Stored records
□ □ □ □ □
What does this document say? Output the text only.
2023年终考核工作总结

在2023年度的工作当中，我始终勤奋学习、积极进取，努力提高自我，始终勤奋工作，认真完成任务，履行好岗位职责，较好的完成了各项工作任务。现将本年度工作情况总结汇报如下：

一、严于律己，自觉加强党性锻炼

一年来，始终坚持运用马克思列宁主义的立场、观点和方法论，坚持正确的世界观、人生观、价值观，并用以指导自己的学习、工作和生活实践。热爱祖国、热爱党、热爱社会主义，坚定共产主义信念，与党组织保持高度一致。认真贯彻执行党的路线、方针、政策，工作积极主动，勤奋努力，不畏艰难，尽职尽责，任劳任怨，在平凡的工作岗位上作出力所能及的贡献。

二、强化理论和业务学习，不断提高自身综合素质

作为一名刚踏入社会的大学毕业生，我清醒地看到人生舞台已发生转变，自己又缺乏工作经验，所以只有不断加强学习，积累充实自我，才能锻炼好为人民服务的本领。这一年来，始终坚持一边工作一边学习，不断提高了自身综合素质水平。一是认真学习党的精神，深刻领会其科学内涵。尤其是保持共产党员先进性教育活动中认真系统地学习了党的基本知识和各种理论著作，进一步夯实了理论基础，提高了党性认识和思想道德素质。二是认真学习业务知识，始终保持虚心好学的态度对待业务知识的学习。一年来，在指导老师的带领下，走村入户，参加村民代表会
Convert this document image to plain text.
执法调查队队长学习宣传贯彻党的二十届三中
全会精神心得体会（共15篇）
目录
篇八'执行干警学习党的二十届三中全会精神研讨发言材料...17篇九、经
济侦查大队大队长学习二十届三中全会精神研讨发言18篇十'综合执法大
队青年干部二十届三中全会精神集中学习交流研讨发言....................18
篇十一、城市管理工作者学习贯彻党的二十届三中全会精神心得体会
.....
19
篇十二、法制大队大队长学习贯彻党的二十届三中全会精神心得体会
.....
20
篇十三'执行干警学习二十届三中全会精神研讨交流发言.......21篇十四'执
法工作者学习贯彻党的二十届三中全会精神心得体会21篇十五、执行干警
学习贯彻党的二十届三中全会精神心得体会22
□ □ □ □ □
Which lines contain "text"? Copy each of them.

Reply to the exercise ::
What does this document say? Output the text only.
Convert this document image to plain text.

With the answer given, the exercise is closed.